■ **DATASET RECORDS**:
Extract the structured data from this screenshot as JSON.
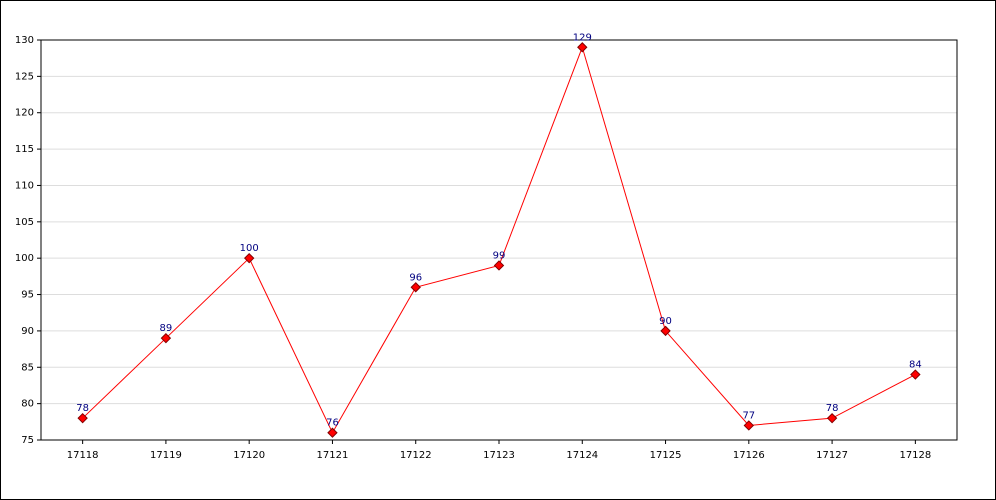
{
  "chart_data": {
    "type": "line",
    "categories": [
      "17118",
      "17119",
      "17120",
      "17121",
      "17122",
      "17123",
      "17124",
      "17125",
      "17126",
      "17127",
      "17128"
    ],
    "series": [
      {
        "color": "#ff0000",
        "values": [
          78,
          89,
          100,
          76,
          96,
          99,
          129,
          90,
          77,
          78,
          84
        ]
      }
    ],
    "ylim": [
      75,
      130
    ],
    "yticks": [
      75,
      80,
      85,
      90,
      95,
      100,
      105,
      110,
      115,
      120,
      125,
      130
    ],
    "grid": true
  }
}
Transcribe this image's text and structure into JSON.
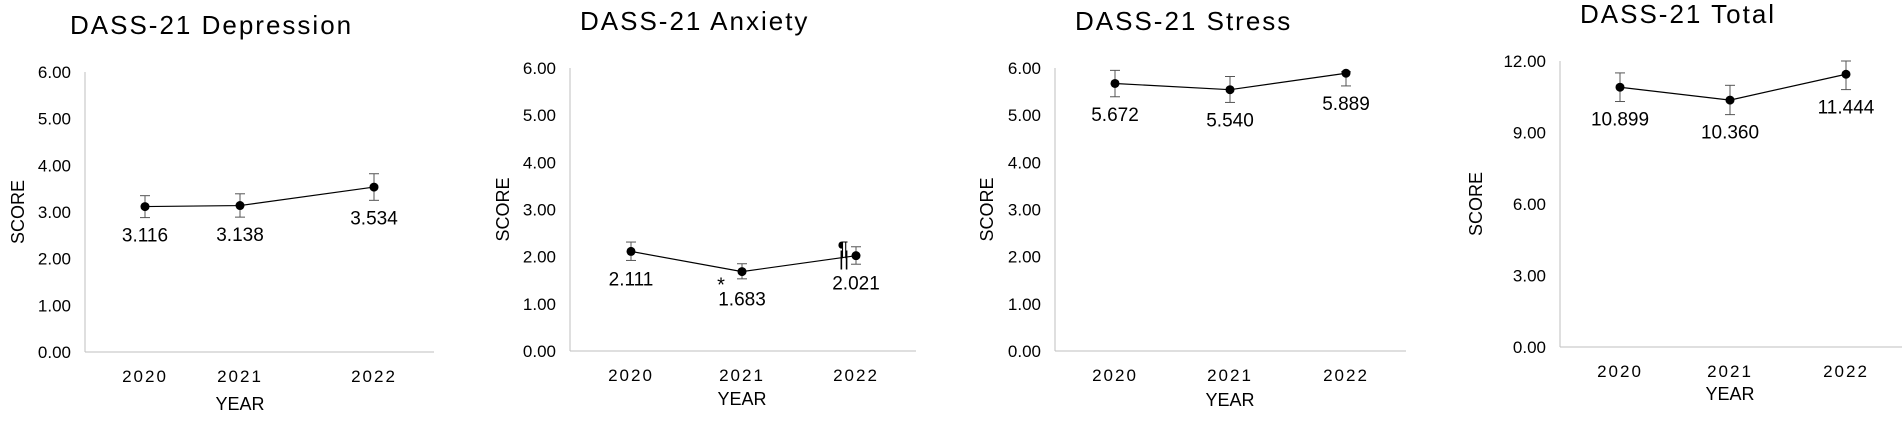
{
  "chart_data": [
    {
      "type": "line",
      "title": "DASS-21 Depression",
      "xlabel": "YEAR",
      "ylabel": "SCORE",
      "categories": [
        "2020",
        "2021",
        "2022"
      ],
      "values": [
        3.116,
        3.138,
        3.534
      ],
      "value_labels": [
        "3.116",
        "3.138",
        "3.534"
      ],
      "error_low": [
        2.88,
        2.89,
        3.25
      ],
      "error_high": [
        3.35,
        3.39,
        3.82
      ],
      "ylim": [
        0,
        6
      ],
      "yticks": [
        "0.00",
        "1.00",
        "2.00",
        "3.00",
        "4.00",
        "5.00",
        "6.00"
      ],
      "grid": false,
      "annotations": []
    },
    {
      "type": "line",
      "title": "DASS-21 Anxiety",
      "xlabel": "YEAR",
      "ylabel": "SCORE",
      "categories": [
        "2020",
        "2021",
        "2022"
      ],
      "values": [
        2.111,
        1.683,
        2.021
      ],
      "value_labels": [
        "2.111",
        "1.683",
        "2.021"
      ],
      "error_low": [
        1.92,
        1.53,
        1.84
      ],
      "error_high": [
        2.31,
        1.85,
        2.21
      ],
      "ylim": [
        0,
        6
      ],
      "yticks": [
        "0.00",
        "1.00",
        "2.00",
        "3.00",
        "4.00",
        "5.00",
        "6.00"
      ],
      "grid": false,
      "annotations": [
        {
          "text": "*",
          "index": 1
        },
        {
          "text": "¶",
          "index": 2
        },
        {
          "text": "||",
          "index": 2
        }
      ]
    },
    {
      "type": "line",
      "title": "DASS-21 Stress",
      "xlabel": "YEAR",
      "ylabel": "SCORE",
      "categories": [
        "2020",
        "2021",
        "2022"
      ],
      "values": [
        5.672,
        5.54,
        5.889
      ],
      "value_labels": [
        "5.672",
        "5.540",
        "5.889"
      ],
      "error_low": [
        5.39,
        5.27,
        5.62
      ],
      "error_high": [
        5.95,
        5.82,
        5.92
      ],
      "ylim": [
        0,
        6
      ],
      "yticks": [
        "0.00",
        "1.00",
        "2.00",
        "3.00",
        "4.00",
        "5.00",
        "6.00"
      ],
      "grid": false,
      "annotations": []
    },
    {
      "type": "line",
      "title": "DASS-21 Total",
      "xlabel": "YEAR",
      "ylabel": "SCORE",
      "categories": [
        "2020",
        "2021",
        "2022"
      ],
      "values": [
        10.899,
        10.36,
        11.444
      ],
      "value_labels": [
        "10.899",
        "10.360",
        "11.444"
      ],
      "error_low": [
        10.3,
        9.75,
        10.8
      ],
      "error_high": [
        11.5,
        10.98,
        12.0
      ],
      "ylim": [
        0,
        12
      ],
      "yticks": [
        "0.00",
        "3.00",
        "6.00",
        "9.00",
        "12.00"
      ],
      "grid": false,
      "annotations": []
    }
  ]
}
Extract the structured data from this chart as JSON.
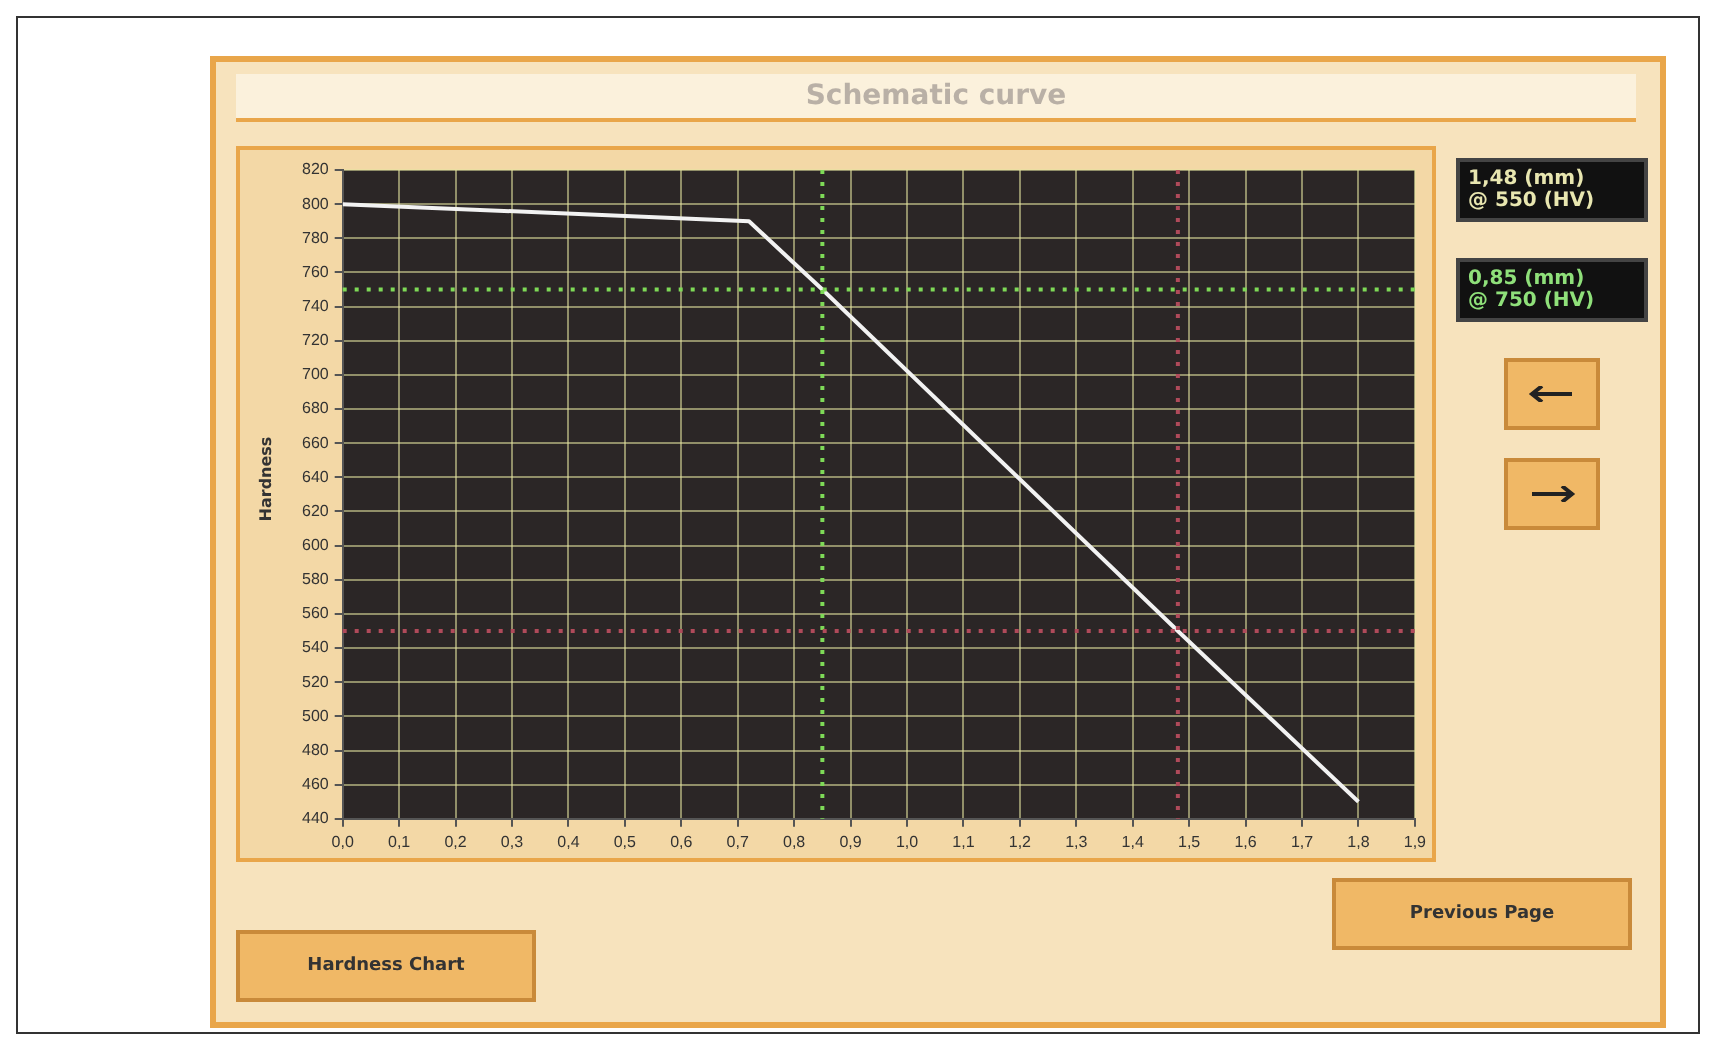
{
  "chart_data": {
    "type": "line",
    "title": "Schematic curve",
    "ylabel": "Hardness",
    "x": [
      0,
      0.72,
      0.85,
      1.48,
      1.8
    ],
    "series": [
      {
        "color": "#f2f2f2",
        "values": [
          800,
          790,
          750,
          550,
          450
        ]
      }
    ],
    "xlim": [
      0,
      1.9
    ],
    "xticks": [
      {
        "value": 0,
        "label": "0,0"
      },
      {
        "value": 0.1,
        "label": "0,1"
      },
      {
        "value": 0.2,
        "label": "0,2"
      },
      {
        "value": 0.3,
        "label": "0,3"
      },
      {
        "value": 0.4,
        "label": "0,4"
      },
      {
        "value": 0.5,
        "label": "0,5"
      },
      {
        "value": 0.6,
        "label": "0,6"
      },
      {
        "value": 0.7,
        "label": "0,7"
      },
      {
        "value": 0.8,
        "label": "0,8"
      },
      {
        "value": 0.9,
        "label": "0,9"
      },
      {
        "value": 1.0,
        "label": "1,0"
      },
      {
        "value": 1.1,
        "label": "1,1"
      },
      {
        "value": 1.2,
        "label": "1,2"
      },
      {
        "value": 1.3,
        "label": "1,3"
      },
      {
        "value": 1.4,
        "label": "1,4"
      },
      {
        "value": 1.5,
        "label": "1,5"
      },
      {
        "value": 1.6,
        "label": "1,6"
      },
      {
        "value": 1.7,
        "label": "1,7"
      },
      {
        "value": 1.8,
        "label": "1,8"
      },
      {
        "value": 1.9,
        "label": "1,9"
      }
    ],
    "ylim": [
      440,
      820
    ],
    "yticks": [
      440,
      460,
      480,
      500,
      520,
      540,
      560,
      580,
      600,
      620,
      640,
      660,
      680,
      700,
      720,
      740,
      760,
      780,
      800,
      820
    ],
    "grid": true,
    "ref_lines": [
      {
        "axis": "y",
        "value": 750,
        "color": "#7ed957",
        "line_style": "dotted"
      },
      {
        "axis": "x",
        "value": 0.85,
        "color": "#7ed957",
        "line_style": "dotted"
      },
      {
        "axis": "y",
        "value": 550,
        "color": "#b04a5a",
        "line_style": "dotted"
      },
      {
        "axis": "x",
        "value": 1.48,
        "color": "#b04a5a",
        "line_style": "dotted"
      }
    ],
    "annotations": [
      "1,48 (mm)\n@ 550 (HV)",
      "0,85 (mm)\n@ 750 (HV)",
      "Hardness Chart",
      "Previous Page"
    ]
  }
}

■ **DO THIS**:
Leave out the pictures and give the listing above again exactly.

■ **WRITTEN SOLUTION**:
Extract the structured data from this screenshot as JSON.
{
  "chart_data": {
    "type": "line",
    "categories": [
      "17118",
      "17119",
      "17120",
      "17121",
      "17122",
      "17123",
      "17124",
      "17125",
      "17126",
      "17127",
      "17128"
    ],
    "series": [
      {
        "color": "#ff0000",
        "values": [
          78,
          89,
          100,
          76,
          96,
          99,
          129,
          90,
          77,
          78,
          84
        ]
      }
    ],
    "ylim": [
      75,
      130
    ],
    "yticks": [
      75,
      80,
      85,
      90,
      95,
      100,
      105,
      110,
      115,
      120,
      125,
      130
    ],
    "grid": true
  }
}
Transcribe this image's text and structure into JSON.
{
  "chart_data": [
    {
      "type": "line",
      "title": "DASS-21 Depression",
      "xlabel": "YEAR",
      "ylabel": "SCORE",
      "categories": [
        "2020",
        "2021",
        "2022"
      ],
      "values": [
        3.116,
        3.138,
        3.534
      ],
      "value_labels": [
        "3.116",
        "3.138",
        "3.534"
      ],
      "error_low": [
        2.88,
        2.89,
        3.25
      ],
      "error_high": [
        3.35,
        3.39,
        3.82
      ],
      "ylim": [
        0,
        6
      ],
      "yticks": [
        "0.00",
        "1.00",
        "2.00",
        "3.00",
        "4.00",
        "5.00",
        "6.00"
      ],
      "grid": false,
      "annotations": []
    },
    {
      "type": "line",
      "title": "DASS-21 Anxiety",
      "xlabel": "YEAR",
      "ylabel": "SCORE",
      "categories": [
        "2020",
        "2021",
        "2022"
      ],
      "values": [
        2.111,
        1.683,
        2.021
      ],
      "value_labels": [
        "2.111",
        "1.683",
        "2.021"
      ],
      "error_low": [
        1.92,
        1.53,
        1.84
      ],
      "error_high": [
        2.31,
        1.85,
        2.21
      ],
      "ylim": [
        0,
        6
      ],
      "yticks": [
        "0.00",
        "1.00",
        "2.00",
        "3.00",
        "4.00",
        "5.00",
        "6.00"
      ],
      "grid": false,
      "annotations": [
        {
          "text": "*",
          "index": 1
        },
        {
          "text": "¶",
          "index": 2
        },
        {
          "text": "||",
          "index": 2
        }
      ]
    },
    {
      "type": "line",
      "title": "DASS-21 Stress",
      "xlabel": "YEAR",
      "ylabel": "SCORE",
      "categories": [
        "2020",
        "2021",
        "2022"
      ],
      "values": [
        5.672,
        5.54,
        5.889
      ],
      "value_labels": [
        "5.672",
        "5.540",
        "5.889"
      ],
      "error_low": [
        5.39,
        5.27,
        5.62
      ],
      "error_high": [
        5.95,
        5.82,
        5.92
      ],
      "ylim": [
        0,
        6
      ],
      "yticks": [
        "0.00",
        "1.00",
        "2.00",
        "3.00",
        "4.00",
        "5.00",
        "6.00"
      ],
      "grid": false,
      "annotations": []
    },
    {
      "type": "line",
      "title": "DASS-21 Total",
      "xlabel": "YEAR",
      "ylabel": "SCORE",
      "categories": [
        "2020",
        "2021",
        "2022"
      ],
      "values": [
        10.899,
        10.36,
        11.444
      ],
      "value_labels": [
        "10.899",
        "10.360",
        "11.444"
      ],
      "error_low": [
        10.3,
        9.75,
        10.8
      ],
      "error_high": [
        11.5,
        10.98,
        12.0
      ],
      "ylim": [
        0,
        12
      ],
      "yticks": [
        "0.00",
        "3.00",
        "6.00",
        "9.00",
        "12.00"
      ],
      "grid": false,
      "annotations": []
    }
  ]
}
Extract the structured data from this chart as JSON.
{
  "chart_data": {
    "type": "line",
    "title": "Schematic curve",
    "ylabel": "Hardness",
    "x": [
      0,
      0.72,
      0.85,
      1.48,
      1.8
    ],
    "series": [
      {
        "color": "#f2f2f2",
        "values": [
          800,
          790,
          750,
          550,
          450
        ]
      }
    ],
    "xlim": [
      0,
      1.9
    ],
    "xticks": [
      {
        "value": 0,
        "label": "0,0"
      },
      {
        "value": 0.1,
        "label": "0,1"
      },
      {
        "value": 0.2,
        "label": "0,2"
      },
      {
        "value": 0.3,
        "label": "0,3"
      },
      {
        "value": 0.4,
        "label": "0,4"
      },
      {
        "value": 0.5,
        "label": "0,5"
      },
      {
        "value": 0.6,
        "label": "0,6"
      },
      {
        "value": 0.7,
        "label": "0,7"
      },
      {
        "value": 0.8,
        "label": "0,8"
      },
      {
        "value": 0.9,
        "label": "0,9"
      },
      {
        "value": 1.0,
        "label": "1,0"
      },
      {
        "value": 1.1,
        "label": "1,1"
      },
      {
        "value": 1.2,
        "label": "1,2"
      },
      {
        "value": 1.3,
        "label": "1,3"
      },
      {
        "value": 1.4,
        "label": "1,4"
      },
      {
        "value": 1.5,
        "label": "1,5"
      },
      {
        "value": 1.6,
        "label": "1,6"
      },
      {
        "value": 1.7,
        "label": "1,7"
      },
      {
        "value": 1.8,
        "label": "1,8"
      },
      {
        "value": 1.9,
        "label": "1,9"
      }
    ],
    "ylim": [
      440,
      820
    ],
    "yticks": [
      440,
      460,
      480,
      500,
      520,
      540,
      560,
      580,
      600,
      620,
      640,
      660,
      680,
      700,
      720,
      740,
      760,
      780,
      800,
      820
    ],
    "grid": true,
    "ref_lines": [
      {
        "axis": "y",
        "value": 750,
        "color": "#7ed957",
        "line_style": "dotted"
      },
      {
        "axis": "x",
        "value": 0.85,
        "color": "#7ed957",
        "line_style": "dotted"
      },
      {
        "axis": "y",
        "value": 550,
        "color": "#b04a5a",
        "line_style": "dotted"
      },
      {
        "axis": "x",
        "value": 1.48,
        "color": "#b04a5a",
        "line_style": "dotted"
      }
    ],
    "annotations": [
      "1,48 (mm)\n@ 550 (HV)",
      "0,85 (mm)\n@ 750 (HV)",
      "Hardness Chart",
      "Previous Page"
    ]
  }
}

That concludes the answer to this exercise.